### Exercise aim
Once the data has been read, return all of it precisely as written.

### Input data
= Beginning of Section =
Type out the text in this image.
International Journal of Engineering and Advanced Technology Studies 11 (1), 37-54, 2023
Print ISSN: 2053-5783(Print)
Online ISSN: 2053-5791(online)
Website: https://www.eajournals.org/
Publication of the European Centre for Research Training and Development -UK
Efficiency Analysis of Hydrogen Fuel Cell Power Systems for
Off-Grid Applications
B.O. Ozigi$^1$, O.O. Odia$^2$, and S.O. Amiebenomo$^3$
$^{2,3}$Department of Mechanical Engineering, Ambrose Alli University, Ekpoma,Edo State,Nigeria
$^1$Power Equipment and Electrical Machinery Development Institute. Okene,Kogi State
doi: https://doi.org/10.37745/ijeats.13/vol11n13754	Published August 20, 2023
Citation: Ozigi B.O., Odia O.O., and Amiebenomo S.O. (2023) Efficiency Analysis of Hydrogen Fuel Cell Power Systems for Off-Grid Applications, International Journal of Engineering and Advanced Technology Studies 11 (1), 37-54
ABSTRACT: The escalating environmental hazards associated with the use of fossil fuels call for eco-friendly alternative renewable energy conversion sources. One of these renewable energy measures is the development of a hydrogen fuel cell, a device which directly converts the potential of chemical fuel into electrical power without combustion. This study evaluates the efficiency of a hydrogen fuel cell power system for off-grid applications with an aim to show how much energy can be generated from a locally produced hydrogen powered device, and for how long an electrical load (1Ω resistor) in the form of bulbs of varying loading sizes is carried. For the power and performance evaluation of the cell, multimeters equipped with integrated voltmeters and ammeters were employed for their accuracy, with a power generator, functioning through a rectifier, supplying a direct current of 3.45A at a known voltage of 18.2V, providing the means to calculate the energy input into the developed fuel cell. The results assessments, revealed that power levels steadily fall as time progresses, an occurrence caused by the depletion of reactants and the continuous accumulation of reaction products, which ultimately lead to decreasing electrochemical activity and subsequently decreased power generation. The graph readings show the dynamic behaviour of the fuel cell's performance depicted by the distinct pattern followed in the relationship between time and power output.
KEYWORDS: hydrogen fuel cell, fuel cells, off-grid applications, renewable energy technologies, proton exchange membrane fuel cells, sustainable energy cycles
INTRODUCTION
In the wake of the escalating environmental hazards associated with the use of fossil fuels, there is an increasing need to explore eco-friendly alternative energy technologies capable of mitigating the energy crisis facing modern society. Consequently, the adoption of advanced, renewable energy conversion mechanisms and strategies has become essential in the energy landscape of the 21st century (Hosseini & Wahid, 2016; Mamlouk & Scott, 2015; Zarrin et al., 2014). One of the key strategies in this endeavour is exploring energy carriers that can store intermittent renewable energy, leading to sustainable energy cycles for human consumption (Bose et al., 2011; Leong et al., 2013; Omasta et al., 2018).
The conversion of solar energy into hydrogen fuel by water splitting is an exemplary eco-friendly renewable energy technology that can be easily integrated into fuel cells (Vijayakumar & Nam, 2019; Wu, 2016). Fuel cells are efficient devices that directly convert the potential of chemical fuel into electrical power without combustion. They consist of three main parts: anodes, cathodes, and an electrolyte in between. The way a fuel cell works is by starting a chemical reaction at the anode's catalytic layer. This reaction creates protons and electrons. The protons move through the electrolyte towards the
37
= End of Section =
### Expected answer
Type out the text in this image.
International Journal of Engineering and Advanced Technology Studies 11 (1), 37-54, 2023
Print ISSN: 2053-5783(Print)
Online ISSN: 2053-5791(online)
Website: https://www.eajournals.org/
Publication of the European Centre for Research Training and Development -UK
Efficiency Analysis of Hydrogen Fuel Cell Power Systems for
Off-Grid Applications
B.O. Ozigi$^1$, O.O. Odia$^2$, and S.O. Amiebenomo$^3$
$^{2,3}$Department of Mechanical Engineering, Ambrose Alli University, Ekpoma,Edo State,Nigeria
$^1$Power Equipment and Electrical Machinery Development Institute. Okene,Kogi State
doi: https://doi.org/10.37745/ijeats.13/vol11n13754	Published August 20, 2023
Citation: Ozigi B.O., Odia O.O., and Amiebenomo S.O. (2023) Efficiency Analysis of Hydrogen Fuel Cell Power Systems for Off-Grid Applications, International Journal of Engineering and Advanced Technology Studies 11 (1), 37-54
ABSTRACT: The escalating environmental hazards associated with the use of fossil fuels call for eco-friendly alternative renewable energy conversion sources. One of these renewable energy measures is the development of a hydrogen fuel cell, a device which directly converts the potential of chemical fuel into electrical power without combustion. This study evaluates the efficiency of a hydrogen fuel cell power system for off-grid applications with an aim to show how much energy can be generated from a locally produced hydrogen powered device, and for how long an electrical load (1Ω resistor) in the form of bulbs of varying loading sizes is carried. For the power and performance evaluation of the cell, multimeters equipped with integrated voltmeters and ammeters were employed for their accuracy, with a power generator, functioning through a rectifier, supplying a direct current of 3.45A at a known voltage of 18.2V, providing the means to calculate the energy input into the developed fuel cell. The results assessments, revealed that power levels steadily fall as time progresses, an occurrence caused by the depletion of reactants and the continuous accumulation of reaction products, which ultimately lead to decreasing electrochemical activity and subsequently decreased power generation. The graph readings show the dynamic behaviour of the fuel cell's performance depicted by the distinct pattern followed in the relationship between time and power output.
KEYWORDS: hydrogen fuel cell, fuel cells, off-grid applications, renewable energy technologies, proton exchange membrane fuel cells, sustainable energy cycles
INTRODUCTION
In the wake of the escalating environmental hazards associated with the use of fossil fuels, there is an increasing need to explore eco-friendly alternative energy technologies capable of mitigating the energy crisis facing modern society. Consequently, the adoption of advanced, renewable energy conversion mechanisms and strategies has become essential in the energy landscape of the 21st century (Hosseini & Wahid, 2016; Mamlouk & Scott, 2015; Zarrin et al., 2014). One of the key strategies in this endeavour is exploring energy carriers that can store intermittent renewable energy, leading to sustainable energy cycles for human consumption (Bose et al., 2011; Leong et al., 2013; Omasta et al., 2018).
The conversion of solar energy into hydrogen fuel by water splitting is an exemplary eco-friendly renewable energy technology that can be easily integrated into fuel cells (Vijayakumar & Nam, 2019; Wu, 2016). Fuel cells are efficient devices that directly convert the potential of chemical fuel into electrical power without combustion. They consist of three main parts: anodes, cathodes, and an electrolyte in between. The way a fuel cell works is by starting a chemical reaction at the anode's catalytic layer. This reaction creates protons and electrons. The protons move through the electrolyte towards the
37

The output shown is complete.